Input rows
======

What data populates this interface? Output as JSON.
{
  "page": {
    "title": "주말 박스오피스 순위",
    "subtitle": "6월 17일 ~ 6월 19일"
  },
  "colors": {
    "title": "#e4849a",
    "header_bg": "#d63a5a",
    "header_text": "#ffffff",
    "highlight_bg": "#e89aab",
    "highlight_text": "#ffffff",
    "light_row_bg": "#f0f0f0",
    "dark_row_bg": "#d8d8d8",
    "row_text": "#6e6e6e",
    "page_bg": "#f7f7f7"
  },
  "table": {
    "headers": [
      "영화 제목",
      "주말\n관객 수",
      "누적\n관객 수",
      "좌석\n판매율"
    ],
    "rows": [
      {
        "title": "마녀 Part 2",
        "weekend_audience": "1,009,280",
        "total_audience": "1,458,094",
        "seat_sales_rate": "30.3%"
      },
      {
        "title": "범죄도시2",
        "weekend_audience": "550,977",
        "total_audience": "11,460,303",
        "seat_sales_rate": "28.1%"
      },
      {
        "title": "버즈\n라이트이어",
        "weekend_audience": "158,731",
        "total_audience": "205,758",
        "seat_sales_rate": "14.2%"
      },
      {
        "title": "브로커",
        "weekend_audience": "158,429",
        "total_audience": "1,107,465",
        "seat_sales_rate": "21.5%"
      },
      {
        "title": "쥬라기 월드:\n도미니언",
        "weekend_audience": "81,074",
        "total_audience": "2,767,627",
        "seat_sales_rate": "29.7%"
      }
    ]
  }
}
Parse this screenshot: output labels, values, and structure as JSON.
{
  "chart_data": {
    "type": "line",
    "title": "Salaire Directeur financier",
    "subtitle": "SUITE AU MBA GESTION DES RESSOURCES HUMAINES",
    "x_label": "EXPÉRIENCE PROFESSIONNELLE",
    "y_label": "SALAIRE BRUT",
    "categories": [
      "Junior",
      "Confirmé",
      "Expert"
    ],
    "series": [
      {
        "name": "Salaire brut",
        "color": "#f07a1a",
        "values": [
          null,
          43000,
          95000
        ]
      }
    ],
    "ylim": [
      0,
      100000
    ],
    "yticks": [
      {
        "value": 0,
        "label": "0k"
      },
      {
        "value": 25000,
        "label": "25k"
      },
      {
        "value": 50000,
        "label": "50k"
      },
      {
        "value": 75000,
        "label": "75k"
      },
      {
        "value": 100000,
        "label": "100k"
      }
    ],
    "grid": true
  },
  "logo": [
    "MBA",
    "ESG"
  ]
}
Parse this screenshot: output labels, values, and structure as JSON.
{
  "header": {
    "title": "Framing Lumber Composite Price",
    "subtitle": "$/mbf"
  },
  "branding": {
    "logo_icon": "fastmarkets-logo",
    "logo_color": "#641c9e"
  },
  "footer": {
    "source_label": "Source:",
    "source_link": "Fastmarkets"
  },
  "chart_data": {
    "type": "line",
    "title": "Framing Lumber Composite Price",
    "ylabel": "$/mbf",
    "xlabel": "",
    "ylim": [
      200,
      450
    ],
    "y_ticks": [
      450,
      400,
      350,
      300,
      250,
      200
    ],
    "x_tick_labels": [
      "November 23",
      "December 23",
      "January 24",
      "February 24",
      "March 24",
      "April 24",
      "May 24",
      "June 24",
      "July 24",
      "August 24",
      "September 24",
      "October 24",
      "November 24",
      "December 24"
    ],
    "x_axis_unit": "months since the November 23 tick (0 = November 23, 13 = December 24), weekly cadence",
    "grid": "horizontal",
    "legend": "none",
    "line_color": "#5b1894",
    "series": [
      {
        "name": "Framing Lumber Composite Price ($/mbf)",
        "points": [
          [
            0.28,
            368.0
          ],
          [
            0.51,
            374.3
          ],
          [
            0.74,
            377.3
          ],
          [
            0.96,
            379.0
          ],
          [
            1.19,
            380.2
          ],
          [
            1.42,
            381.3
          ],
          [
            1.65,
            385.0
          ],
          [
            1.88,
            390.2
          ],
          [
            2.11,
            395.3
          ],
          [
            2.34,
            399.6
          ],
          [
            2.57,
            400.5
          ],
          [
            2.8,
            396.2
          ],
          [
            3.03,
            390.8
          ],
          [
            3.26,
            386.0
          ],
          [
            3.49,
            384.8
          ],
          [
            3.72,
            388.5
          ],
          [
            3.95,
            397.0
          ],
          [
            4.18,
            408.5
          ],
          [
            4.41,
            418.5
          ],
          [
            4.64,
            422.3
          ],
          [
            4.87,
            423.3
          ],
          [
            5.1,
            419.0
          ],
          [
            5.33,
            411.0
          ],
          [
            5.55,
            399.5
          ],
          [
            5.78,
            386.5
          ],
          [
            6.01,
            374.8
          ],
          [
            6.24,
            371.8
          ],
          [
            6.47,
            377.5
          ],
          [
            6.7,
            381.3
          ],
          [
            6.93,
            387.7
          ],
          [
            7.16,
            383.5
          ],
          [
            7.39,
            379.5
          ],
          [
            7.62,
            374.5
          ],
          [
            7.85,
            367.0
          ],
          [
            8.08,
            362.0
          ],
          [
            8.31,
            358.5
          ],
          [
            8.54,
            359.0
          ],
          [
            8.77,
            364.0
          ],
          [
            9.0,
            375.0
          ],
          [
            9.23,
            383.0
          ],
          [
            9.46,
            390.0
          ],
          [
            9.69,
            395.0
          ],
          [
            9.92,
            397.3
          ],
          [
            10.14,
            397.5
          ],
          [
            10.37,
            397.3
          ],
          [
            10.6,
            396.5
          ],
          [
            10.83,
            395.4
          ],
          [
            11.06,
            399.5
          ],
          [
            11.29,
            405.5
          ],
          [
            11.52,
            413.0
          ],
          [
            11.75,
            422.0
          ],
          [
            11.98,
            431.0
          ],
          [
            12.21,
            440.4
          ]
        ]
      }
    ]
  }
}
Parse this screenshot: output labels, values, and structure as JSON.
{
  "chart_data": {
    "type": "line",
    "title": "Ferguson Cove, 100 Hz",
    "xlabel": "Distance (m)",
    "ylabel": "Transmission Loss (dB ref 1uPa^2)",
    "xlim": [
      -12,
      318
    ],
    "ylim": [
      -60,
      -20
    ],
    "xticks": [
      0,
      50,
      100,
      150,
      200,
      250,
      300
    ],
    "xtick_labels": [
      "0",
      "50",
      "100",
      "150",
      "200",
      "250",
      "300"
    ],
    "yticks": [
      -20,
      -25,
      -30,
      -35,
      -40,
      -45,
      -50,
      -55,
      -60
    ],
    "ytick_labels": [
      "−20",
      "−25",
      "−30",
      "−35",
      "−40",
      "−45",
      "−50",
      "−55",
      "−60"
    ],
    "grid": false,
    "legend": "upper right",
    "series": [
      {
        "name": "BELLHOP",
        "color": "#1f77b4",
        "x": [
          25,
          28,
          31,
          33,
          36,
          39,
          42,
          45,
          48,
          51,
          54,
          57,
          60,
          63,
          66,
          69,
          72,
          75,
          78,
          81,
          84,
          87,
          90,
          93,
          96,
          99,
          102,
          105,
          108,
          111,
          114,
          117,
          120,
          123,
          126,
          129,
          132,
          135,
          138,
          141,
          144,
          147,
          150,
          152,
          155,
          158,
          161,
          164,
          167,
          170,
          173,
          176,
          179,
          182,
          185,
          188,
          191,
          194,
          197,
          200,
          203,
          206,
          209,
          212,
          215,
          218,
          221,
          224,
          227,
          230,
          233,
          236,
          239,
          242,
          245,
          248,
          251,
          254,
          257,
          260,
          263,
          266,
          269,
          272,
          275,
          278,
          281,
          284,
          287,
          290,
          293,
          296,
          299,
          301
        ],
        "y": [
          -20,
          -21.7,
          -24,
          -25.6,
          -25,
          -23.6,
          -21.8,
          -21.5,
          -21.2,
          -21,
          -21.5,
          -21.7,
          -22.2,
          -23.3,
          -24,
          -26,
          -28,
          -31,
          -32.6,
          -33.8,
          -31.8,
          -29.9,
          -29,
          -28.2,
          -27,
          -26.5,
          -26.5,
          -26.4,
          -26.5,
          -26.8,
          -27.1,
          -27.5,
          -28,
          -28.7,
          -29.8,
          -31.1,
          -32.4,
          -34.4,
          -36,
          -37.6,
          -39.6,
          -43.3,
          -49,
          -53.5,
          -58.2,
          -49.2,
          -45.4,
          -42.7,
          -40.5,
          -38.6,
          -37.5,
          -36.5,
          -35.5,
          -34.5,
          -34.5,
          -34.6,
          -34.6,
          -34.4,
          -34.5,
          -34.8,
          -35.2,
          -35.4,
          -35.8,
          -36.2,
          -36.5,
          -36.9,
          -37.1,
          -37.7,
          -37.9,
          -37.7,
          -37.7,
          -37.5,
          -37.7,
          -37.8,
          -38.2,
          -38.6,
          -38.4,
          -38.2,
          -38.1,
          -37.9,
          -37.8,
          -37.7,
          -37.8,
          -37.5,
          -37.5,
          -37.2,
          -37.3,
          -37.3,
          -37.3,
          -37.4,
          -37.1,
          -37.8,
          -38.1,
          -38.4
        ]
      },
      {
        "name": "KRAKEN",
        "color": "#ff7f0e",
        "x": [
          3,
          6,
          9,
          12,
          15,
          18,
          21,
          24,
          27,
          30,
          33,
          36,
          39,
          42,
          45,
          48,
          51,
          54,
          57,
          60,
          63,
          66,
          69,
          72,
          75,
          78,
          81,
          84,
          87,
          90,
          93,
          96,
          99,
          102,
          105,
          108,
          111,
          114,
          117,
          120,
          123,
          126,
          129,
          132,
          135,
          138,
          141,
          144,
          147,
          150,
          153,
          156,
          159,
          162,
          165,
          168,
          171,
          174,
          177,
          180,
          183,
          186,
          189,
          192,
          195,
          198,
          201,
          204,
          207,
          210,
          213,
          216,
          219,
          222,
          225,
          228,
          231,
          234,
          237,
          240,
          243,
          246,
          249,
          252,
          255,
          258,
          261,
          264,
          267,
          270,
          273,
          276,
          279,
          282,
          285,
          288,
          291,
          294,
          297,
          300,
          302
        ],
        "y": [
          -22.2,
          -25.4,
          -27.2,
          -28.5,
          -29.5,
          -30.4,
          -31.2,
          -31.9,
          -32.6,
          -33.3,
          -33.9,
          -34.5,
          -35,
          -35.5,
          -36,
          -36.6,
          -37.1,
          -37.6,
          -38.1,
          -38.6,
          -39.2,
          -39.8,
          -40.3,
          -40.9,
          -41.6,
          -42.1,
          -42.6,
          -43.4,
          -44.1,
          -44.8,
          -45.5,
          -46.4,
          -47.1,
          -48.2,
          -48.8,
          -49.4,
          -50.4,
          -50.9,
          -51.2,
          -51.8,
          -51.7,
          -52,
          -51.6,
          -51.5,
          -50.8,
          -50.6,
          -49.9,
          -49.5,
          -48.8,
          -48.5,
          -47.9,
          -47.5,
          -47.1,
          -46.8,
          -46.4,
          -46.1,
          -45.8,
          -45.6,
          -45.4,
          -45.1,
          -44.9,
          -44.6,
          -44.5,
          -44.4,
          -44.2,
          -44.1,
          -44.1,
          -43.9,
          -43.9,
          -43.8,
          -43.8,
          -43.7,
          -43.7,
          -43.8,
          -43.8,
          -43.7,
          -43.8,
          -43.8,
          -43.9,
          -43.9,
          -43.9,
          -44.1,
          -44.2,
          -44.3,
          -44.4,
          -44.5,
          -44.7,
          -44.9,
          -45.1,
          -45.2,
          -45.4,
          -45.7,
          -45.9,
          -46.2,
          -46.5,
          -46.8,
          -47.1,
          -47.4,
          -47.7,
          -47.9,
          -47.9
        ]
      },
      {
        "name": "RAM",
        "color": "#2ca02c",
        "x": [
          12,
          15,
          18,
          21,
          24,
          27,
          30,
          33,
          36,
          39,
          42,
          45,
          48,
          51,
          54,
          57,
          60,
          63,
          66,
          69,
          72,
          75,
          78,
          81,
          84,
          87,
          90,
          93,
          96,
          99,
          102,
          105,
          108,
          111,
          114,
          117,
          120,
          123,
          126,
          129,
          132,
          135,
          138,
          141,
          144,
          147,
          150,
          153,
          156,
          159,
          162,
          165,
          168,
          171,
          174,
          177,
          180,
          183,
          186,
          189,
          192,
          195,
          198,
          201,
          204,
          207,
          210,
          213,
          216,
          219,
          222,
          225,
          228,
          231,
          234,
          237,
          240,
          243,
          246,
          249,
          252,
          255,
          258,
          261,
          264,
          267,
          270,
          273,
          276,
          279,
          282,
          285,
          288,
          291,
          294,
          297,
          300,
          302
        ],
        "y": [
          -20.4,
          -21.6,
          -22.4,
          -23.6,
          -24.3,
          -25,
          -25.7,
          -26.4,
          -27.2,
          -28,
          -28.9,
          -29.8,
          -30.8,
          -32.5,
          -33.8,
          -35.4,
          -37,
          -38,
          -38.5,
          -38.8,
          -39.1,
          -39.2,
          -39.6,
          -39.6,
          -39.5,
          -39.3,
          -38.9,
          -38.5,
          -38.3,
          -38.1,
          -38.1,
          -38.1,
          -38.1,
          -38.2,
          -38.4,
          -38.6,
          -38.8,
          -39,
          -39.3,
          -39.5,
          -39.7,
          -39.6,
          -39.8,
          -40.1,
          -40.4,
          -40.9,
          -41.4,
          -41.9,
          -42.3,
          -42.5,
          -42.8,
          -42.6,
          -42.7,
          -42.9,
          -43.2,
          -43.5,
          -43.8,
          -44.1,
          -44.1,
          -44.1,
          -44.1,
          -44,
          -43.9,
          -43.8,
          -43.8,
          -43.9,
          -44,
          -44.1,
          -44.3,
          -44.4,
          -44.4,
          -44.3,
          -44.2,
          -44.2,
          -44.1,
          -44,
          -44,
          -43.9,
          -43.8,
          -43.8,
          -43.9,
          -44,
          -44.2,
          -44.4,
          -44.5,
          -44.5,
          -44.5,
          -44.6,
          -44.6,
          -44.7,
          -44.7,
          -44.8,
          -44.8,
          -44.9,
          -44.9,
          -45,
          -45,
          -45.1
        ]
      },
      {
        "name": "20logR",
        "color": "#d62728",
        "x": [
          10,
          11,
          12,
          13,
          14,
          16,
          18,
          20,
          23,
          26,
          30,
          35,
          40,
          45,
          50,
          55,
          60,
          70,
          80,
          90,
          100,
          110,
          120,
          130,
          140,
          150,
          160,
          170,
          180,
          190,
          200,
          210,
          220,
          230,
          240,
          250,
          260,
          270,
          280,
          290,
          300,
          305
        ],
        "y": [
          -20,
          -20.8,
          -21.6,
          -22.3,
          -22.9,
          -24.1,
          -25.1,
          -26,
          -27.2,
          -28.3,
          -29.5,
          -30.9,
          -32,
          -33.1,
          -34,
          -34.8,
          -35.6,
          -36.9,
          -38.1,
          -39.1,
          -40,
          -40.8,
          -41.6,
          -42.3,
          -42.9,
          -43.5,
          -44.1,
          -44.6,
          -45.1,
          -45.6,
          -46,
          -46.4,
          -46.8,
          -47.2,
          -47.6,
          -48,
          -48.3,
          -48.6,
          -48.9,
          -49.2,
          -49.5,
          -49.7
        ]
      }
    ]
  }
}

======

Exercise prompt
Identify the lines that contain the string "November", and copy every one of them.

Task output
      "November 23",
      "November 24",
    "x_axis_unit": "months since the November 23 tick (0 = November 23, 13 = December 24), weekly cadence",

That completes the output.